● Task directions
Gather the lines below that include the string "درباره", copying each in full.

##### Data shown #####

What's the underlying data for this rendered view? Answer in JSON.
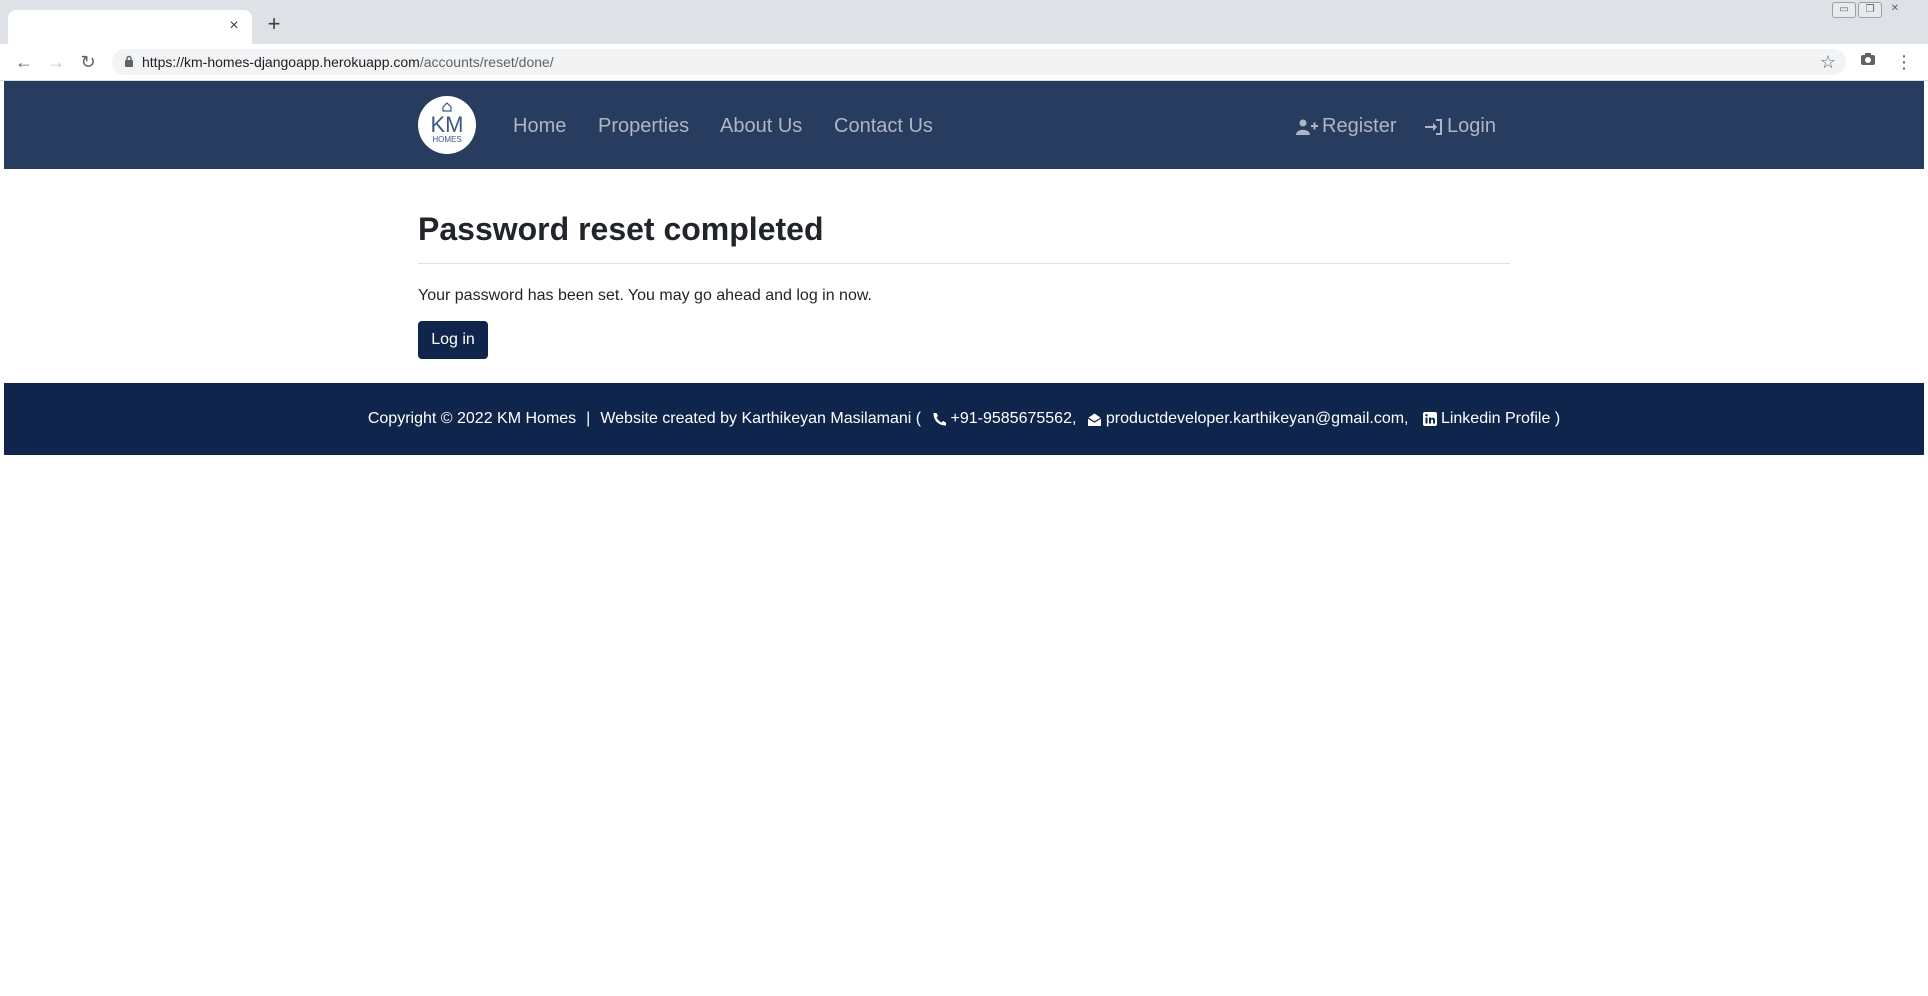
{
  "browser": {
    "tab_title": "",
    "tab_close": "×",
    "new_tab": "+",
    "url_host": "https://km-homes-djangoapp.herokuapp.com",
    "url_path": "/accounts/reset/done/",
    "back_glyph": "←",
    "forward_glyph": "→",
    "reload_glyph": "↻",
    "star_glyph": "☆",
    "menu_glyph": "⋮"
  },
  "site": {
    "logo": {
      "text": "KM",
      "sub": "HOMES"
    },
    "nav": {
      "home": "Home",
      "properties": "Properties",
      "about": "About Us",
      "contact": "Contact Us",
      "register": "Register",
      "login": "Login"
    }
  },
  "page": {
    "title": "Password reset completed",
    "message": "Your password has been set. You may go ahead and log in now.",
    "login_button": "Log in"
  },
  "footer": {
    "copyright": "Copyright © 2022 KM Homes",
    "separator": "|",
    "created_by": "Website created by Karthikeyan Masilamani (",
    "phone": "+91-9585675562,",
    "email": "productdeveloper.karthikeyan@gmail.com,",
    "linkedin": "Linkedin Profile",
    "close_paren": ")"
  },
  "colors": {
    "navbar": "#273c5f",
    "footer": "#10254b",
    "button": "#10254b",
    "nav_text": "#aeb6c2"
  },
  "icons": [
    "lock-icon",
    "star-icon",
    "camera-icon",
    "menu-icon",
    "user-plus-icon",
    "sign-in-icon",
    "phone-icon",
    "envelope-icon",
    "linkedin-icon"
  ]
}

#####
##### Data shown #####

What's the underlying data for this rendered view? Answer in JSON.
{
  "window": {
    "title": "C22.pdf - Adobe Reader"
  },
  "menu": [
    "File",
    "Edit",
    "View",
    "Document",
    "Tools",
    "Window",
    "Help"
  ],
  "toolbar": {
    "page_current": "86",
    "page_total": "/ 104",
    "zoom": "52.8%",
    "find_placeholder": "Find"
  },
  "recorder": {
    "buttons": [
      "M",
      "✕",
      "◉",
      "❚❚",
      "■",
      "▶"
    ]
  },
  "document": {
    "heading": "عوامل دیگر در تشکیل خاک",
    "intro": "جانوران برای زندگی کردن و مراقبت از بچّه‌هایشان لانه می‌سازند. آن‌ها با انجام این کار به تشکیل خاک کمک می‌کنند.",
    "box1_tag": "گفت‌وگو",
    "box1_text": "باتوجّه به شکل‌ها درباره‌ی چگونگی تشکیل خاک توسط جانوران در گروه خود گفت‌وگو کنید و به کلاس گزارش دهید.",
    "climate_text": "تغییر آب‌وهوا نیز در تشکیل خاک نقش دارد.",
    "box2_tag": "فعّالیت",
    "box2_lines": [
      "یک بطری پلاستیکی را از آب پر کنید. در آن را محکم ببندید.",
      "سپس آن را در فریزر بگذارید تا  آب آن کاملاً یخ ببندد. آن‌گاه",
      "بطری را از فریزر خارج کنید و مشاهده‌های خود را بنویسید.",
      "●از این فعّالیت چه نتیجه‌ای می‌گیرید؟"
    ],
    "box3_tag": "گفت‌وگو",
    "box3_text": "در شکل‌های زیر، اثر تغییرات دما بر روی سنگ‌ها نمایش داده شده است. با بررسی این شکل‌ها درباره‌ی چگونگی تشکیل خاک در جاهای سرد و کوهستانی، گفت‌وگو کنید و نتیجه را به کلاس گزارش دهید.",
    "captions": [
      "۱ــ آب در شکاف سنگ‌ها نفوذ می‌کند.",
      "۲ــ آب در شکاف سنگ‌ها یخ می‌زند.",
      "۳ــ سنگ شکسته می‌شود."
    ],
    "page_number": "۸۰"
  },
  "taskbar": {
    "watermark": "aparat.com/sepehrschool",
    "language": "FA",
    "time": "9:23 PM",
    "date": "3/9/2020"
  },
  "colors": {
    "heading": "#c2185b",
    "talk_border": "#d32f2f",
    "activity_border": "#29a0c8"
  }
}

#####

● Solution for this problem
    "box1_text": "باتوجّه به شکل‌ها درباره‌ی چگونگی تشکیل خاک توسط جانوران در گروه خود گفت‌وگو کنید و به کلاس گزارش دهید.",
    "box3_text": "در شکل‌های زیر، اثر تغییرات دما بر روی سنگ‌ها نمایش داده شده است. با بررسی این شکل‌ها درباره‌ی چگونگی تشکیل خاک در جاهای سرد و کوهستانی، گفت‌وگو کنید و نتیجه را به کلاس گزارش دهید.",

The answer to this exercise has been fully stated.